» **What you will do**: What is the number of lines below that contain the string "Biochemistry"? Give it and nothing else.

........

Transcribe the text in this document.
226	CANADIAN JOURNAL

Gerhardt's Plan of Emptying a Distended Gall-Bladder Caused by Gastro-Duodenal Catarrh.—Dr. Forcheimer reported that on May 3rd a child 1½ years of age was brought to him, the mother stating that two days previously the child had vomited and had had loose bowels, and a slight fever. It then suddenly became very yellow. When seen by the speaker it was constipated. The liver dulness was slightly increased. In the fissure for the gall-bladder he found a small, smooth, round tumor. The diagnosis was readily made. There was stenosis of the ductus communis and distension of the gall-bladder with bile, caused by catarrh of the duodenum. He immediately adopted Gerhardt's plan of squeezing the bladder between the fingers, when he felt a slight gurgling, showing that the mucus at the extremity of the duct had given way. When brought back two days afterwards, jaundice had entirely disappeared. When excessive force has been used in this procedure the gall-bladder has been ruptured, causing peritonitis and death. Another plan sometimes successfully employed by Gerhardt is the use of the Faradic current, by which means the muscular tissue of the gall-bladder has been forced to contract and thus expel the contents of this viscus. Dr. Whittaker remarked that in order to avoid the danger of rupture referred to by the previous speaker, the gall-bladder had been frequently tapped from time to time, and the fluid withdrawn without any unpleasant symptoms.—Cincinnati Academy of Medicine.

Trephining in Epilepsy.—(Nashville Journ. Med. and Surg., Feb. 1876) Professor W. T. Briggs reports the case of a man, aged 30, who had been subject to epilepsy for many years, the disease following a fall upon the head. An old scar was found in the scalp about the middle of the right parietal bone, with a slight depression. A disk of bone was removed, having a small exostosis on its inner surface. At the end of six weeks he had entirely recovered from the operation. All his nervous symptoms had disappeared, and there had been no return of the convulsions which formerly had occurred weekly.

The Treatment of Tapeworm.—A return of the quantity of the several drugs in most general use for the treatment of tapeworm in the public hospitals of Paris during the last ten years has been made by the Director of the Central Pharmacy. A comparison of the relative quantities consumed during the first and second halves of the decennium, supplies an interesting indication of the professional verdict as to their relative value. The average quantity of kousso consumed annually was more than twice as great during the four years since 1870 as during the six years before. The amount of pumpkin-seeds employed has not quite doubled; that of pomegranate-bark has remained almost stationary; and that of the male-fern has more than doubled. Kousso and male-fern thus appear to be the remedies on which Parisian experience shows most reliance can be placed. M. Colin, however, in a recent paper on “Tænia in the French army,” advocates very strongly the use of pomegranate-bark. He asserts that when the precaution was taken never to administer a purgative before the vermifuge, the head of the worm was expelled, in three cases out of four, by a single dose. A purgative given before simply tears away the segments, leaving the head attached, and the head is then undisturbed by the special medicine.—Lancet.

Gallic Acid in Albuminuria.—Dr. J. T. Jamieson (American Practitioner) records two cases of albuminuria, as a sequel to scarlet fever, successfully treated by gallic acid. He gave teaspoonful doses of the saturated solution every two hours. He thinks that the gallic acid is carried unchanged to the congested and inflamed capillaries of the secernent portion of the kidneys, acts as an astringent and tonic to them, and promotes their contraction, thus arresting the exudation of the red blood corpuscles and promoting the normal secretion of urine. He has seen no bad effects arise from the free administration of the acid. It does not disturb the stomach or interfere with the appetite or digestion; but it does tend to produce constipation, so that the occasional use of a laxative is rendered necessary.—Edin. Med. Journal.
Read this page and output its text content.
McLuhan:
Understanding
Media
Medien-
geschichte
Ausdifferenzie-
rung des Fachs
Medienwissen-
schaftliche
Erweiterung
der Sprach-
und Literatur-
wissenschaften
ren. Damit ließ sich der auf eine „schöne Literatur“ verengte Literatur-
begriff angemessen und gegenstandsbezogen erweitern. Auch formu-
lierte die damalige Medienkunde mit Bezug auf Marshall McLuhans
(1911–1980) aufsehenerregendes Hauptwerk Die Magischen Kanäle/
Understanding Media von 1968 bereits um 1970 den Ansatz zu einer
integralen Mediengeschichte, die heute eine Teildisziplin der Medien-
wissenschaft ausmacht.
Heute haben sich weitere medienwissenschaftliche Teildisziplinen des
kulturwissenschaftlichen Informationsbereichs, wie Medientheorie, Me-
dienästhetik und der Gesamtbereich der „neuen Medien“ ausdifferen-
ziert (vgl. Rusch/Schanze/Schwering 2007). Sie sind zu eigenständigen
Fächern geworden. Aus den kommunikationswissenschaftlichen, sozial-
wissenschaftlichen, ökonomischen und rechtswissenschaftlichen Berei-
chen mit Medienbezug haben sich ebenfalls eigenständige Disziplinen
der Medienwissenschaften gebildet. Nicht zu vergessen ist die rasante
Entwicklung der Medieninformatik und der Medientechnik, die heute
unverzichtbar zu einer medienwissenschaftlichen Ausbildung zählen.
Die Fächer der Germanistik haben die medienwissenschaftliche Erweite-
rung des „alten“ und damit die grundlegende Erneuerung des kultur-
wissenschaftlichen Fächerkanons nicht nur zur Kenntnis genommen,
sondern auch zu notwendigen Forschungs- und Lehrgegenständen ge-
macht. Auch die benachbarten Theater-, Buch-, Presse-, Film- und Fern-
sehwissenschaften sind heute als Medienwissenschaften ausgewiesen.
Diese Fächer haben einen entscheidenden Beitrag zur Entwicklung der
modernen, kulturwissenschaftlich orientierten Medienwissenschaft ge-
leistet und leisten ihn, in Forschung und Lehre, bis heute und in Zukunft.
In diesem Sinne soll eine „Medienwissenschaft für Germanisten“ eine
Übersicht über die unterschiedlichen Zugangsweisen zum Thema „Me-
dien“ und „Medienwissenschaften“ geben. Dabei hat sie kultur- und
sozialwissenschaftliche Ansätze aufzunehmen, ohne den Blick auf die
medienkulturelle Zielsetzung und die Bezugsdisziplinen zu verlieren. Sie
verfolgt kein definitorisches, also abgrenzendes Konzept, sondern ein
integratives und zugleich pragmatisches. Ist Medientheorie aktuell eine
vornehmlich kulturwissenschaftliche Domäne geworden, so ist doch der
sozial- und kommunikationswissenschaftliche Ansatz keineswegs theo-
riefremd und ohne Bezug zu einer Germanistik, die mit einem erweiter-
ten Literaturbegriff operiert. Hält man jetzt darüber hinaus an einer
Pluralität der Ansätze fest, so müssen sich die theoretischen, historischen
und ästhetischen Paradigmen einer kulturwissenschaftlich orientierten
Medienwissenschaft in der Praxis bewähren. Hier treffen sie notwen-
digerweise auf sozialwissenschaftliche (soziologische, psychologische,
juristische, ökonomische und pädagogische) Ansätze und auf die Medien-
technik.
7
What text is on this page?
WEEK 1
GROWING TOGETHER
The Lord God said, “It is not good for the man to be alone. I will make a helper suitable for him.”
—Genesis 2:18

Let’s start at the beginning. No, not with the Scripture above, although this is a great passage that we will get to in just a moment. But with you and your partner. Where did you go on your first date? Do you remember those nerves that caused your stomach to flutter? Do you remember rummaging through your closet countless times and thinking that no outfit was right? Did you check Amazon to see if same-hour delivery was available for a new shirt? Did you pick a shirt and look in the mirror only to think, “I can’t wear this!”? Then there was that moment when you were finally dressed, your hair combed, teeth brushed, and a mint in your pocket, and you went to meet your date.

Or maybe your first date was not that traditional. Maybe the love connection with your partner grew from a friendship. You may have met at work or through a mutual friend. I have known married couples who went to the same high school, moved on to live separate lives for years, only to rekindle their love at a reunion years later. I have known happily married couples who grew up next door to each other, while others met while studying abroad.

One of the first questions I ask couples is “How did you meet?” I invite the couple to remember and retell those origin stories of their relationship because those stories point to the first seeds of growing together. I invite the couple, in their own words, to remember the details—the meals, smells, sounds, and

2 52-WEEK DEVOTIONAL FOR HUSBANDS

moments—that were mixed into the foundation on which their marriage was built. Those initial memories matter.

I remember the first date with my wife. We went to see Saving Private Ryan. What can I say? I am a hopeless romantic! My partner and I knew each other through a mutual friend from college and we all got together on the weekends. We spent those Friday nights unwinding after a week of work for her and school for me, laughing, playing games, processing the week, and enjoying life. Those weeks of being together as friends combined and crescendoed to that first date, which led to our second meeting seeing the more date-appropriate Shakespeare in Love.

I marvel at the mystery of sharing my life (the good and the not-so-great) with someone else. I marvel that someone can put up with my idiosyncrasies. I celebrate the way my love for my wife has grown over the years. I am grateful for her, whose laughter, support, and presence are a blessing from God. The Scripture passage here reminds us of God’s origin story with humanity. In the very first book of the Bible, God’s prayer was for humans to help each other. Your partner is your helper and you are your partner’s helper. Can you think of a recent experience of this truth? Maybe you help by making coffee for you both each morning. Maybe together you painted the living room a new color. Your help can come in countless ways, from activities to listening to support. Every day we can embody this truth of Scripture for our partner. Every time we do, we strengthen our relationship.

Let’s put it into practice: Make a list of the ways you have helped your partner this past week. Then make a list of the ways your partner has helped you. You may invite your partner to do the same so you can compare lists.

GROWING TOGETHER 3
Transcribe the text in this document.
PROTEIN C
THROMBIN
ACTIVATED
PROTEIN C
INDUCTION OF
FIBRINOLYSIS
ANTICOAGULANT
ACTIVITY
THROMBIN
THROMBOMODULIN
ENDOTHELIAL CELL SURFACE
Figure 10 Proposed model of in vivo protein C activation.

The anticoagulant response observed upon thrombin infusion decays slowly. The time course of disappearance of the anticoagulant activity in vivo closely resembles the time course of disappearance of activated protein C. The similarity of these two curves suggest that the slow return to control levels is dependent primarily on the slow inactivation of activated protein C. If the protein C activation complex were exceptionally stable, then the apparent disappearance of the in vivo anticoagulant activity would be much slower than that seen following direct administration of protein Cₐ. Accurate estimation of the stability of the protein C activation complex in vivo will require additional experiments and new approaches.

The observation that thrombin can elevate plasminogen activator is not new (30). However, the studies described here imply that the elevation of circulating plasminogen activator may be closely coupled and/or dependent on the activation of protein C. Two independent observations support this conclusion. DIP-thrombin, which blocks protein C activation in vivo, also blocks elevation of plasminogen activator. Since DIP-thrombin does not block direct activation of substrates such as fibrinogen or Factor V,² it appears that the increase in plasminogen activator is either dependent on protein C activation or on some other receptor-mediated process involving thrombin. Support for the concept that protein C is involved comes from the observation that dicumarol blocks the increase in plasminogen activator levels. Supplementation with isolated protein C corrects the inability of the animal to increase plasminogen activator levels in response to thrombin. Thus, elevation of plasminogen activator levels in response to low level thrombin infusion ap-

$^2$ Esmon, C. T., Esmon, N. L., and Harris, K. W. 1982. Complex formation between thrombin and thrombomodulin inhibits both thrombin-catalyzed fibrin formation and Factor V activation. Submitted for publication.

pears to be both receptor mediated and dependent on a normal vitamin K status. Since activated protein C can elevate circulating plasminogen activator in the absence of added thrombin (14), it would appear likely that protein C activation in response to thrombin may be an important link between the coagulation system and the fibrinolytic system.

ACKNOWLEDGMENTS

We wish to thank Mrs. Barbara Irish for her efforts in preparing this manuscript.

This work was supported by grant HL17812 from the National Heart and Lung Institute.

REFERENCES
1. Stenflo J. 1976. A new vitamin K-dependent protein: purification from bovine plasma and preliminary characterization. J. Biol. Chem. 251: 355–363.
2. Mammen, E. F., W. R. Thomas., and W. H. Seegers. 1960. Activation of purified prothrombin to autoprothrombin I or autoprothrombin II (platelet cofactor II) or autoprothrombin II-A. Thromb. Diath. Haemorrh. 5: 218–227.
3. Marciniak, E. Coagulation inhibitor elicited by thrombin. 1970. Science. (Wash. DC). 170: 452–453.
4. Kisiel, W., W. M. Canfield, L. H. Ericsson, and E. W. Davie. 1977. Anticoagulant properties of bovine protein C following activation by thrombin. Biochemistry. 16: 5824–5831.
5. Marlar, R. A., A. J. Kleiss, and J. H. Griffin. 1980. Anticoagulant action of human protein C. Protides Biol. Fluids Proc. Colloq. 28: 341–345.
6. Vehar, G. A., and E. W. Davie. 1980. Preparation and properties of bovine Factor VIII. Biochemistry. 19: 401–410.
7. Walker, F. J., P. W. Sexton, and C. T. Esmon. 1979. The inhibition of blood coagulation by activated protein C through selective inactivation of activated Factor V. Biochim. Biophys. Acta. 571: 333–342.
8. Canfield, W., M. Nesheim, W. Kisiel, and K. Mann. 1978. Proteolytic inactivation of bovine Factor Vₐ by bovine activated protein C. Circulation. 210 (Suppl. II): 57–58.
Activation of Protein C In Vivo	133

........

» **Reply**: 2